Records supplied:
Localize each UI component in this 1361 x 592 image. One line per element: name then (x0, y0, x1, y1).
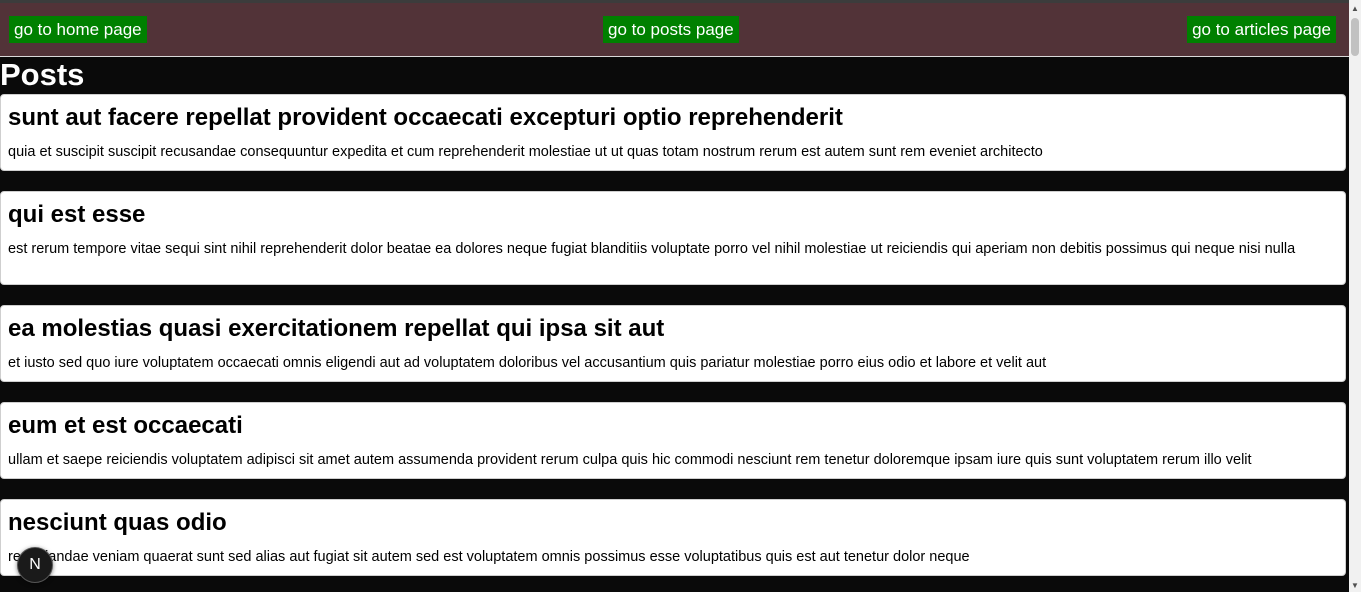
vertical-scrollbar[interactable]: ▲ ▼ (1349, 0, 1361, 592)
post-body: est rerum tempore vitae sequi sint nihil… (8, 241, 1296, 257)
post-card: eum et est occaecati ullam et saepe reic… (0, 402, 1346, 479)
post-body: quia et suscipit suscipit recusandae con… (8, 144, 1043, 160)
scroll-up-arrow-icon[interactable]: ▲ (1349, 3, 1361, 15)
home-page-button[interactable]: go to home page (9, 16, 147, 43)
post-title: sunt aut facere repellat provident occae… (8, 104, 843, 131)
post-card: sunt aut facere repellat provident occae… (0, 94, 1346, 171)
post-card: qui est esse est rerum tempore vitae seq… (0, 191, 1346, 285)
post-title: qui est esse (8, 201, 146, 228)
posts-page-button[interactable]: go to posts page (603, 16, 739, 43)
post-body: et iusto sed quo iure voluptatem occaeca… (8, 355, 1047, 371)
post-title: eum et est occaecati (8, 412, 243, 439)
articles-page-button[interactable]: go to articles page (1187, 16, 1336, 43)
page-title: Posts (0, 57, 85, 92)
top-nav-bar: go to home page go to posts page go to a… (0, 0, 1349, 57)
post-card: nesciunt quas odio repudiandae veniam qu… (0, 499, 1346, 576)
post-title: nesciunt quas odio (8, 509, 227, 536)
post-body: repudiandae veniam quaerat sunt sed alia… (8, 549, 970, 565)
post-title: ea molestias quasi exercitationem repell… (8, 315, 665, 342)
post-card: ea molestias quasi exercitationem repell… (0, 305, 1346, 382)
scroll-down-arrow-icon[interactable]: ▼ (1349, 580, 1361, 592)
nextjs-logo-icon[interactable]: N (17, 547, 53, 583)
post-body: ullam et saepe reiciendis voluptatem adi… (8, 452, 1252, 468)
scrollbar-thumb[interactable] (1351, 18, 1359, 56)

Written request: Update the records by changing every "post-card" to "article-card" and keeping everything else the same. Omit the pictures from your answer.

Exercise answer:
Localize each UI component in this 1361 x 592 image. One line per element: name then (x0, y0, x1, y1).
vertical-scrollbar[interactable]: ▲ ▼ (1349, 0, 1361, 592)
post-body: est rerum tempore vitae sequi sint nihil… (8, 241, 1296, 257)
article-card: eum et est occaecati ullam et saepe reic… (0, 402, 1346, 479)
post-body: quia et suscipit suscipit recusandae con… (8, 144, 1043, 160)
scroll-up-arrow-icon[interactable]: ▲ (1349, 3, 1361, 15)
home-page-button[interactable]: go to home page (9, 16, 147, 43)
post-title: sunt aut facere repellat provident occae… (8, 104, 843, 131)
article-card: sunt aut facere repellat provident occae… (0, 94, 1346, 171)
article-card: qui est esse est rerum tempore vitae seq… (0, 191, 1346, 285)
post-title: qui est esse (8, 201, 146, 228)
posts-page-button[interactable]: go to posts page (603, 16, 739, 43)
post-body: et iusto sed quo iure voluptatem occaeca… (8, 355, 1047, 371)
post-title: eum et est occaecati (8, 412, 243, 439)
articles-page-button[interactable]: go to articles page (1187, 16, 1336, 43)
page-title: Posts (0, 57, 85, 92)
top-nav-bar: go to home page go to posts page go to a… (0, 0, 1349, 57)
article-card: nesciunt quas odio repudiandae veniam qu… (0, 499, 1346, 576)
post-title: nesciunt quas odio (8, 509, 227, 536)
post-body: repudiandae veniam quaerat sunt sed alia… (8, 549, 970, 565)
post-title: ea molestias quasi exercitationem repell… (8, 315, 665, 342)
article-card: ea molestias quasi exercitationem repell… (0, 305, 1346, 382)
scroll-down-arrow-icon[interactable]: ▼ (1349, 580, 1361, 592)
nextjs-logo-icon[interactable]: N (17, 547, 53, 583)
post-body: ullam et saepe reiciendis voluptatem adi… (8, 452, 1252, 468)
scrollbar-thumb[interactable] (1351, 18, 1359, 56)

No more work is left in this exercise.